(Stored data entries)
§
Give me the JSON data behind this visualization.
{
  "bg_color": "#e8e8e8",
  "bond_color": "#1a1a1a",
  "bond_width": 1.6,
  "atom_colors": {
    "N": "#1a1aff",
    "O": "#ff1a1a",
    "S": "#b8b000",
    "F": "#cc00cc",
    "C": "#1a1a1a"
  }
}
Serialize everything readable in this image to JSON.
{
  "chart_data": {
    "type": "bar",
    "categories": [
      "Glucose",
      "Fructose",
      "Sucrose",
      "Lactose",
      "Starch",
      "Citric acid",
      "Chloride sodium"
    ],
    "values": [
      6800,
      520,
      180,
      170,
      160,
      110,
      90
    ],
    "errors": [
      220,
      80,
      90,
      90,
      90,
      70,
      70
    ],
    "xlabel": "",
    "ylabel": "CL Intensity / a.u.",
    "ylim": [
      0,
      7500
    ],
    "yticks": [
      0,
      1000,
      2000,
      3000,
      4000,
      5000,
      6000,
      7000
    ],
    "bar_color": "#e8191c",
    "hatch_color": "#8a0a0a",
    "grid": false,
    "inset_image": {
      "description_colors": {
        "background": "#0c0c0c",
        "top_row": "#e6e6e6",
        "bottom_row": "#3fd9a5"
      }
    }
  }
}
§
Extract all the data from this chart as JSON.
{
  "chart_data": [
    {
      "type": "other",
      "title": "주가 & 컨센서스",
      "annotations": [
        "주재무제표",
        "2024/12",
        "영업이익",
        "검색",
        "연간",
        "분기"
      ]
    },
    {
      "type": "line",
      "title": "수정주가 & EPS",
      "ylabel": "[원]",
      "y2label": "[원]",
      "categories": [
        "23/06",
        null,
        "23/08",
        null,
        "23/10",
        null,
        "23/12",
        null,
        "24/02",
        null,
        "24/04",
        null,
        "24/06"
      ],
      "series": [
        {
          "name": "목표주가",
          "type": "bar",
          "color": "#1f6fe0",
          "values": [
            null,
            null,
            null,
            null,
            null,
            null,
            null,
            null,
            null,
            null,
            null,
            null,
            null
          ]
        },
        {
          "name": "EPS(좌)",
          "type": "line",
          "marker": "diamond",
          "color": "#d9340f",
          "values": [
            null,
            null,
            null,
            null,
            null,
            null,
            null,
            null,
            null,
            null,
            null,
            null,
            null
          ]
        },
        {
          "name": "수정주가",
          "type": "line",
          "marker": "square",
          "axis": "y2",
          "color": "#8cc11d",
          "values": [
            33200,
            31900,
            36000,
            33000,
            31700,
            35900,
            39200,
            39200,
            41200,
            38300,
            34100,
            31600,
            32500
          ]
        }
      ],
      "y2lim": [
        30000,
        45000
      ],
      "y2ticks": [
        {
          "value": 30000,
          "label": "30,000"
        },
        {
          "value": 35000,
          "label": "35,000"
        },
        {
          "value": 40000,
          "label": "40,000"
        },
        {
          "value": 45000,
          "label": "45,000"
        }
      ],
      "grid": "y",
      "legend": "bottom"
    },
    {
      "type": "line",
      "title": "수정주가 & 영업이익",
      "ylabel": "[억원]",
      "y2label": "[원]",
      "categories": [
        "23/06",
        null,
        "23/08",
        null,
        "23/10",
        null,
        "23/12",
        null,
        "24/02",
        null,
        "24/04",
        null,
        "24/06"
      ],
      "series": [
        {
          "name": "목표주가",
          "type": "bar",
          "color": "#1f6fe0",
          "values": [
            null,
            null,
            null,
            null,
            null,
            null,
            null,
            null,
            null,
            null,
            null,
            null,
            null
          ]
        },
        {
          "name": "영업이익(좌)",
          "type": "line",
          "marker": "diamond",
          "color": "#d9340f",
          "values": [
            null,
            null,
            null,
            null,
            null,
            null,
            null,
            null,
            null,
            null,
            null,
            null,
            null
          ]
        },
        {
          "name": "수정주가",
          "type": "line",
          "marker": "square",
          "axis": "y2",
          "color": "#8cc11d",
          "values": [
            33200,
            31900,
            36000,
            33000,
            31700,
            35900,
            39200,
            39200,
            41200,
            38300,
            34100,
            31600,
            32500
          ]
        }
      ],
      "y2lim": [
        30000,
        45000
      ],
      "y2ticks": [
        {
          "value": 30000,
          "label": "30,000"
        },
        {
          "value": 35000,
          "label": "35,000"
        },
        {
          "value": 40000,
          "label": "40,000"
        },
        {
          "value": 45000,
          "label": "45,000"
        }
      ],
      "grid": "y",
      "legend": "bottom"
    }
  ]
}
§
**Stated problem**
Extract lines where the string "수정주가" occurs.

**Response for this exercise**
      "title": "수정주가 & EPS",
          "name": "수정주가",
      "title": "수정주가 & 영업이익",
          "name": "수정주가",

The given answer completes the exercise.